* WHAT YOU ARE ASKED TO DO
Repeat the entire listing exactly as written.

..............................

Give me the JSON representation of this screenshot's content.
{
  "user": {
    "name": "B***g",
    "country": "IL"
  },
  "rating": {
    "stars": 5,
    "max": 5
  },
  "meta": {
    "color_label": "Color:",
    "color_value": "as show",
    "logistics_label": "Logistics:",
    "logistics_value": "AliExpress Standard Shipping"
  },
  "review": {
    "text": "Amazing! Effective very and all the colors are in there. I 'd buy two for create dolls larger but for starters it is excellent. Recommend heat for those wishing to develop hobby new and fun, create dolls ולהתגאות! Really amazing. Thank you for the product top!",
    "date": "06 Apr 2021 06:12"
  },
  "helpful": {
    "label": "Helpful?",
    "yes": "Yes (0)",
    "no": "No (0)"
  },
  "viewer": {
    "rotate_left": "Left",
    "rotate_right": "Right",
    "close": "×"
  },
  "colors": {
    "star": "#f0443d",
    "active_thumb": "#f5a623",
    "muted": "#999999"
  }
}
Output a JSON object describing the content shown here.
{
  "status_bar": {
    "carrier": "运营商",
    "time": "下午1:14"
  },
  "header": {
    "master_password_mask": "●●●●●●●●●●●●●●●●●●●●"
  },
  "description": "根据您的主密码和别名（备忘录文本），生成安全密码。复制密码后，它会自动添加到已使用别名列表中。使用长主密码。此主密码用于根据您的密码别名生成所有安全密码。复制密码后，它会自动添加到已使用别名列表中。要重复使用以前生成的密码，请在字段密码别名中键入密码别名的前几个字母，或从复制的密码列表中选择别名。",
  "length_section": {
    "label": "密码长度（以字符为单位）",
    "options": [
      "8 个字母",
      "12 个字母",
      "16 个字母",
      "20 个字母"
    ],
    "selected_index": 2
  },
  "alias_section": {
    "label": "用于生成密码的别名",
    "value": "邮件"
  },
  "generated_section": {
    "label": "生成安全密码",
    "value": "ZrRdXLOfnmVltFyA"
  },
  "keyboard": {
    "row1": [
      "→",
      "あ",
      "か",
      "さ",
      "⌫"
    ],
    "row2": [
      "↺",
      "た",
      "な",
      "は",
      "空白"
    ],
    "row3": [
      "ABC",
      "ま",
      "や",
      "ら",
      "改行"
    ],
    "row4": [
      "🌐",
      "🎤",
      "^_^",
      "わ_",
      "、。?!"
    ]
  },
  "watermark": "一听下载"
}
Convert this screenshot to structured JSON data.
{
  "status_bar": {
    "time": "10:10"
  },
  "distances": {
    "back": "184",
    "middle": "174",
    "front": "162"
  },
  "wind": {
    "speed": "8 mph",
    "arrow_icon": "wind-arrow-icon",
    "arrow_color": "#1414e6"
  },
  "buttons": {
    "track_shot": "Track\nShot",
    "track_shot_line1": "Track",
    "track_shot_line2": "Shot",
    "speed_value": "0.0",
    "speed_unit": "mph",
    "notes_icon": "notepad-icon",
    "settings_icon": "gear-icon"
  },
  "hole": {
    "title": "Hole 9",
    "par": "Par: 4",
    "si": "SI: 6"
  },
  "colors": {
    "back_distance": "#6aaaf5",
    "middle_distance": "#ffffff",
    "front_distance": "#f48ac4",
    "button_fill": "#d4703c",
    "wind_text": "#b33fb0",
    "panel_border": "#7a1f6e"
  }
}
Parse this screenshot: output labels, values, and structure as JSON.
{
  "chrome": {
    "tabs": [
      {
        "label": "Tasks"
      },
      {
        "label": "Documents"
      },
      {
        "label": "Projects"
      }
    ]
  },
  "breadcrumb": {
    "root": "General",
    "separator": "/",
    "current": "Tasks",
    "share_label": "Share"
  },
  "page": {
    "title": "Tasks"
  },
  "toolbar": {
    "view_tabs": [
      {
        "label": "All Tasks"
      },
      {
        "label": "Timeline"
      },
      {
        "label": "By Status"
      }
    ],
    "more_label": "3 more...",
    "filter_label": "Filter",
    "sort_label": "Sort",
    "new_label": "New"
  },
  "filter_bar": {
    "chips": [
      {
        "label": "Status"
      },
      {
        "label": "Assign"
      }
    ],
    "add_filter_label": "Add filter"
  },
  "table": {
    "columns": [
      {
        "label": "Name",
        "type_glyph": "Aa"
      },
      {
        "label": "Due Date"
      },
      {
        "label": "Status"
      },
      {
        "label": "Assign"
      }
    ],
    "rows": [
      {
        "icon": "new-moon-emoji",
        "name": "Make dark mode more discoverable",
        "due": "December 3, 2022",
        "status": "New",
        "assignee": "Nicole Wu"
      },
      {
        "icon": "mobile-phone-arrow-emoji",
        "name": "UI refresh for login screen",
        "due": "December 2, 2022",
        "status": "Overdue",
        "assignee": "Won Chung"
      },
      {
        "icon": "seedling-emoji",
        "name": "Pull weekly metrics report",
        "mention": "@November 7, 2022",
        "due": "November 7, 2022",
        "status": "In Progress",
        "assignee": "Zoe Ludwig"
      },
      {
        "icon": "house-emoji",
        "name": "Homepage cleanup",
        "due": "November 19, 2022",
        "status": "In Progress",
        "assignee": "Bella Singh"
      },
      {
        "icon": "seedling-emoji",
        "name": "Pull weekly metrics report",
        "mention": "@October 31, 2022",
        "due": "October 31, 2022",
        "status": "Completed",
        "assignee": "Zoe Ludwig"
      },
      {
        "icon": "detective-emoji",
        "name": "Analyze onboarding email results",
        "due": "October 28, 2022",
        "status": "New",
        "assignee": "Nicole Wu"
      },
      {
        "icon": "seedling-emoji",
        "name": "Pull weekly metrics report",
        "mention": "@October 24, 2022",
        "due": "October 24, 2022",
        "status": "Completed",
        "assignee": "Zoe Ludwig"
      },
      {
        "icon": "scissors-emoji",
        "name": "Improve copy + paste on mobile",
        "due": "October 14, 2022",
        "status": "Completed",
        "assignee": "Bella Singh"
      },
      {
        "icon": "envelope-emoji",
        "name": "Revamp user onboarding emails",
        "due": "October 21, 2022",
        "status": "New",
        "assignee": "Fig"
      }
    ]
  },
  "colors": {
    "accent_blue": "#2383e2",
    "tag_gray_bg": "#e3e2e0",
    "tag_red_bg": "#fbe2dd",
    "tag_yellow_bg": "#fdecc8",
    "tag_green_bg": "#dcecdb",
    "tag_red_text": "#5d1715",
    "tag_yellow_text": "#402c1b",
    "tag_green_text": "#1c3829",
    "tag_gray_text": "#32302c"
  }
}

..............................

* TASK SOLUTION
Give me the JSON representation of this screenshot's content.
{
  "user": {
    "name": "B***g",
    "country": "IL"
  },
  "rating": {
    "stars": 5,
    "max": 5
  },
  "meta": {
    "color_label": "Color:",
    "color_value": "as show",
    "logistics_label": "Logistics:",
    "logistics_value": "AliExpress Standard Shipping"
  },
  "review": {
    "text": "Amazing! Effective very and all the colors are in there. I 'd buy two for create dolls larger but for starters it is excellent. Recommend heat for those wishing to develop hobby new and fun, create dolls ולהתגאות! Really amazing. Thank you for the product top!",
    "date": "06 Apr 2021 06:12"
  },
  "helpful": {
    "label": "Helpful?",
    "yes": "Yes (0)",
    "no": "No (0)"
  },
  "viewer": {
    "rotate_left": "Left",
    "rotate_right": "Right",
    "close": "×"
  },
  "colors": {
    "star": "#f0443d",
    "active_thumb": "#f5a623",
    "muted": "#999999"
  }
}
Output a JSON object describing the content shown here.
{
  "status_bar": {
    "carrier": "运营商",
    "time": "下午1:14"
  },
  "header": {
    "master_password_mask": "●●●●●●●●●●●●●●●●●●●●"
  },
  "description": "根据您的主密码和别名（备忘录文本），生成安全密码。复制密码后，它会自动添加到已使用别名列表中。使用长主密码。此主密码用于根据您的密码别名生成所有安全密码。复制密码后，它会自动添加到已使用别名列表中。要重复使用以前生成的密码，请在字段密码别名中键入密码别名的前几个字母，或从复制的密码列表中选择别名。",
  "length_section": {
    "label": "密码长度（以字符为单位）",
    "options": [
      "8 个字母",
      "12 个字母",
      "16 个字母",
      "20 个字母"
    ],
    "selected_index": 2
  },
  "alias_section": {
    "label": "用于生成密码的别名",
    "value": "邮件"
  },
  "generated_section": {
    "label": "生成安全密码",
    "value": "ZrRdXLOfnmVltFyA"
  },
  "keyboard": {
    "row1": [
      "→",
      "あ",
      "か",
      "さ",
      "⌫"
    ],
    "row2": [
      "↺",
      "た",
      "な",
      "は",
      "空白"
    ],
    "row3": [
      "ABC",
      "ま",
      "や",
      "ら",
      "改行"
    ],
    "row4": [
      "🌐",
      "🎤",
      "^_^",
      "わ_",
      "、。?!"
    ]
  },
  "watermark": "一听下载"
}
Convert this screenshot to structured JSON data.
{
  "status_bar": {
    "time": "10:10"
  },
  "distances": {
    "back": "184",
    "middle": "174",
    "front": "162"
  },
  "wind": {
    "speed": "8 mph",
    "arrow_icon": "wind-arrow-icon",
    "arrow_color": "#1414e6"
  },
  "buttons": {
    "track_shot": "Track\nShot",
    "track_shot_line1": "Track",
    "track_shot_line2": "Shot",
    "speed_value": "0.0",
    "speed_unit": "mph",
    "notes_icon": "notepad-icon",
    "settings_icon": "gear-icon"
  },
  "hole": {
    "title": "Hole 9",
    "par": "Par: 4",
    "si": "SI: 6"
  },
  "colors": {
    "back_distance": "#6aaaf5",
    "middle_distance": "#ffffff",
    "front_distance": "#f48ac4",
    "button_fill": "#d4703c",
    "wind_text": "#b33fb0",
    "panel_border": "#7a1f6e"
  }
}
Parse this screenshot: output labels, values, and structure as JSON.
{
  "chrome": {
    "tabs": [
      {
        "label": "Tasks"
      },
      {
        "label": "Documents"
      },
      {
        "label": "Projects"
      }
    ]
  },
  "breadcrumb": {
    "root": "General",
    "separator": "/",
    "current": "Tasks",
    "share_label": "Share"
  },
  "page": {
    "title": "Tasks"
  },
  "toolbar": {
    "view_tabs": [
      {
        "label": "All Tasks"
      },
      {
        "label": "Timeline"
      },
      {
        "label": "By Status"
      }
    ],
    "more_label": "3 more...",
    "filter_label": "Filter",
    "sort_label": "Sort",
    "new_label": "New"
  },
  "filter_bar": {
    "chips": [
      {
        "label": "Status"
      },
      {
        "label": "Assign"
      }
    ],
    "add_filter_label": "Add filter"
  },
  "table": {
    "columns": [
      {
        "label": "Name",
        "type_glyph": "Aa"
      },
      {
        "label": "Due Date"
      },
      {
        "label": "Status"
      },
      {
        "label": "Assign"
      }
    ],
    "rows": [
      {
        "icon": "new-moon-emoji",
        "name": "Make dark mode more discoverable",
        "due": "December 3, 2022",
        "status": "New",
        "assignee": "Nicole Wu"
      },
      {
        "icon": "mobile-phone-arrow-emoji",
        "name": "UI refresh for login screen",
        "due": "December 2, 2022",
        "status": "Overdue",
        "assignee": "Won Chung"
      },
      {
        "icon": "seedling-emoji",
        "name": "Pull weekly metrics report",
        "mention": "@November 7, 2022",
        "due": "November 7, 2022",
        "status": "In Progress",
        "assignee": "Zoe Ludwig"
      },
      {
        "icon": "house-emoji",
        "name": "Homepage cleanup",
        "due": "November 19, 2022",
        "status": "In Progress",
        "assignee": "Bella Singh"
      },
      {
        "icon": "seedling-emoji",
        "name": "Pull weekly metrics report",
        "mention": "@October 31, 2022",
        "due": "October 31, 2022",
        "status": "Completed",
        "assignee": "Zoe Ludwig"
      },
      {
        "icon": "detective-emoji",
        "name": "Analyze onboarding email results",
        "due": "October 28, 2022",
        "status": "New",
        "assignee": "Nicole Wu"
      },
      {
        "icon": "seedling-emoji",
        "name": "Pull weekly metrics report",
        "mention": "@October 24, 2022",
        "due": "October 24, 2022",
        "status": "Completed",
        "assignee": "Zoe Ludwig"
      },
      {
        "icon": "scissors-emoji",
        "name": "Improve copy + paste on mobile",
        "due": "October 14, 2022",
        "status": "Completed",
        "assignee": "Bella Singh"
      },
      {
        "icon": "envelope-emoji",
        "name": "Revamp user onboarding emails",
        "due": "October 21, 2022",
        "status": "New",
        "assignee": "Fig"
      }
    ]
  },
  "colors": {
    "accent_blue": "#2383e2",
    "tag_gray_bg": "#e3e2e0",
    "tag_red_bg": "#fbe2dd",
    "tag_yellow_bg": "#fdecc8",
    "tag_green_bg": "#dcecdb",
    "tag_red_text": "#5d1715",
    "tag_yellow_text": "#402c1b",
    "tag_green_text": "#1c3829",
    "tag_gray_text": "#32302c"
  }
}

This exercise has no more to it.